**Supplied passage:**
>> begin
Slow execution

Hello Forum

I have a question about the performance of an application:

I have a simulator developed in cuda/c++.
In this code I simulate the number of errors that can support a network.

I sending to the gpu a grid with 2666496 threads.

The kernel have more or less this structure

__global__ void kernel(....)
{
   int success_msg=0;

   for (int i = 0; i < 16; i++)
   {
       for(int j=1; j < 3; j++)
       {
         ...
       }

       for (int j = 3; j >= 0; j--)
       {
         ...
       }

       if (msgStatus == Dest_Reached)
       {
    	   success_msg = 1;
           break;
       }
   }

}

If a run this code, the execution take 12 hours, but if I remove the last if or at least the content of it (the success and the break), the simulation finish in 3,41 minutes.

Why is this sentence hindering the code.
How I can solve this problem.

Thank you

What is the Dest_Reached? Is it important for the code? do you use some threadfence function to block the execution at some point?

Hello

Dest_Reached is a enum type that I have in a .h file. and msgStatus is a var of this type.

enum MessageStatus
{
	In_Progress,
	Dest_Unreacheable,
	Dest_Reached,
	Wrong_Dest,
};

The problem is not with the if, but if with the content of it.

If I write the code so

if (msgStatus == Dest_Reached)
{
    //here, empty
}
  • The execution is ok, but if I put some var or a ‘break’ into the ‘if’ I get the problem again.

  • Im no blocking the code with a function

Thank you for your prompt response

When you put nothing in the if the compiler detects it and it removes it. Are these message status variables declared globally?

The var "msgStatus " is declared at beginning of the function

__global__ void kernel(....)
{
     int success_msg=0;
     MessageStatus msgStatus = In_Progress;
...

And if You do it this way (instead of the IF statement):

success_msg = (msgStatus == Dest_Reached);
i = i + 16 * success_msg;

MK

Hi Guys

cmaster.matso: I have tested your code, but the problem persist.

I have been checking the code and I dont why but, if I declare a var into the function and later I use this var into an ‘if’, the execution of the app is hindering.

There is some bug or something that prevents the normal execution of the app?

This app is running over 4 gpu’s at time

Then maybe every time You set msgStatus == Dest_Reached set the success_msg to 1 along side, otherwise to 0. Additionally change the outer loop to include the success_msg, likewise (provided it suits what the kernel needs to do):

...
for (int i = 0; i < 16 && !success_msg; ++i)
...

MK

Hello

I have been looking the code, and I don’t if the problem is because I use into the kernel function objects (classes)

Can I use a class as parameter to the kernel, or always I must to pass a struct?

Thanks
>> end
**The input:**
>> begin
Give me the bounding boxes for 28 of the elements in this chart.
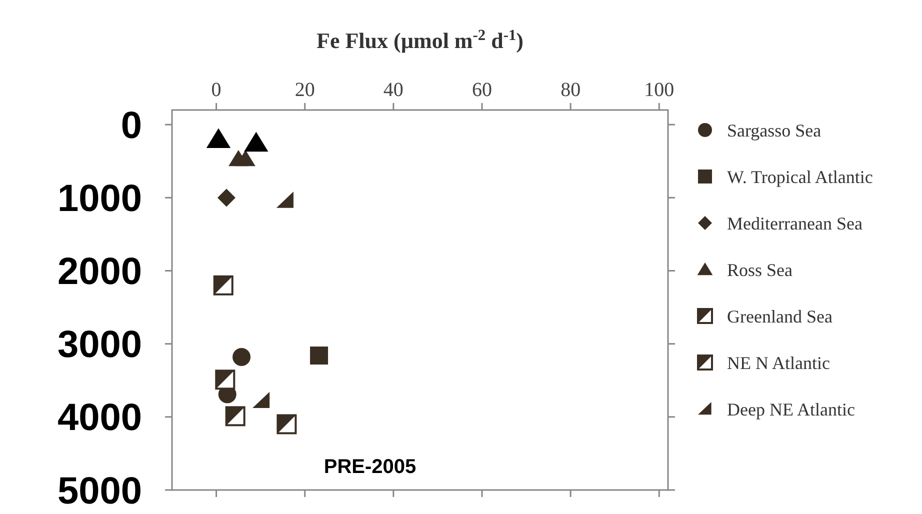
>> end
>> begin
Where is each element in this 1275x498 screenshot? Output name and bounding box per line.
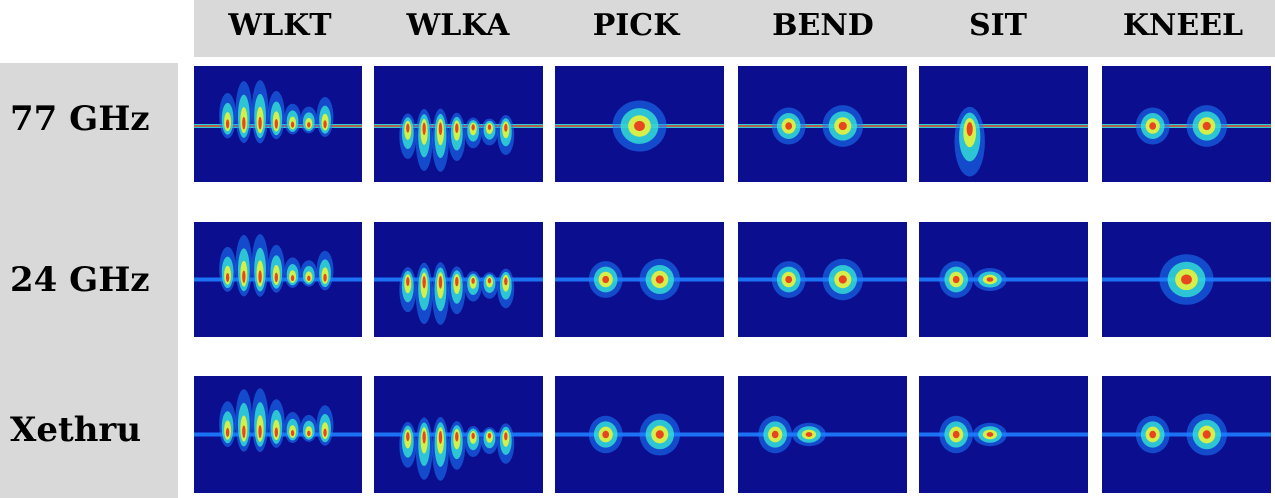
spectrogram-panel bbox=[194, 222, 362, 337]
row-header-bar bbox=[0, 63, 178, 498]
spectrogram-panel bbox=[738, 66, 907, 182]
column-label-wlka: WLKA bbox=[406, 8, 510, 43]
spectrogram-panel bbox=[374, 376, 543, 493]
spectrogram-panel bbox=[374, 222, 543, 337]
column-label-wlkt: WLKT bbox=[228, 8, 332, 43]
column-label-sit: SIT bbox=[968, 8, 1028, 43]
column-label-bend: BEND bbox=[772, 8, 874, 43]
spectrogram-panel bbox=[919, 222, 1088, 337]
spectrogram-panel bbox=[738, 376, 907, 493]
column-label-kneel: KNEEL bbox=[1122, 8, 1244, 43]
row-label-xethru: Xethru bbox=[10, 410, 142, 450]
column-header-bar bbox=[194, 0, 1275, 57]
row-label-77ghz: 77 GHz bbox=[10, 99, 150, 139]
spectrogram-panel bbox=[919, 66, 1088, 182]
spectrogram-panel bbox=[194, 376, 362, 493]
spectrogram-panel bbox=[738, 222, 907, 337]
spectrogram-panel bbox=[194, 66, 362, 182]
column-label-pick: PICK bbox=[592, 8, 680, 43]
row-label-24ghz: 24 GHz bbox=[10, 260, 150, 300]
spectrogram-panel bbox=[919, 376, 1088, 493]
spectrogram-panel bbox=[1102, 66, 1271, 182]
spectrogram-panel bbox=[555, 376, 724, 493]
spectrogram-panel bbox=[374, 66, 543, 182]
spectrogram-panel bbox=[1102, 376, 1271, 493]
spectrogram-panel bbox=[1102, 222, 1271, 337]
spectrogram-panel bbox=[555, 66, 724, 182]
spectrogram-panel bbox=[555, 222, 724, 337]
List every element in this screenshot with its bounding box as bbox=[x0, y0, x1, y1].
>> end
**Exercise tasks:**
• a. In the forum thread about slow kernel execution, how many threads are in the grid sent to the GPU?
• b. Please lay out the listing lines between the line holding "Where is each" and the line holding "spectrogram-panel bbox=[738, 222, 907, 337]", inclusive, as a JSON list of strings with one string per line and no blank lines. Leave the pictures out.

**Response list:**
• a. 2666496 threads

• b.
[
  "Where is each element in this 1275x498 screenshot? Output name and bounding box per line.",
  "spectrogram-panel bbox=[194, 222, 362, 337]",
  "row-header-bar bbox=[0, 63, 178, 498]",
  "spectrogram-panel bbox=[738, 66, 907, 182]",
  "column-label-wlka: WLKA bbox=[406, 8, 510, 43]",
  "spectrogram-panel bbox=[374, 376, 543, 493]",
  "spectrogram-panel bbox=[374, 222, 543, 337]",
  "column-label-wlkt: WLKT bbox=[228, 8, 332, 43]",
  "column-label-sit: SIT bbox=[968, 8, 1028, 43]",
  "column-label-bend: BEND bbox=[772, 8, 874, 43]",
  "spectrogram-panel bbox=[919, 222, 1088, 337]",
  "spectrogram-panel bbox=[738, 376, 907, 493]",
  "column-label-kneel: KNEEL bbox=[1122, 8, 1244, 43]",
  "row-label-xethru: Xethru bbox=[10, 410, 142, 450]",
  "column-header-bar bbox=[194, 0, 1275, 57]",
  "row-label-77ghz: 77 GHz bbox=[10, 99, 150, 139]",
  "spectrogram-panel bbox=[919, 66, 1088, 182]",
  "spectrogram-panel bbox=[194, 376, 362, 493]",
  "spectrogram-panel bbox=[738, 222, 907, 337]"
]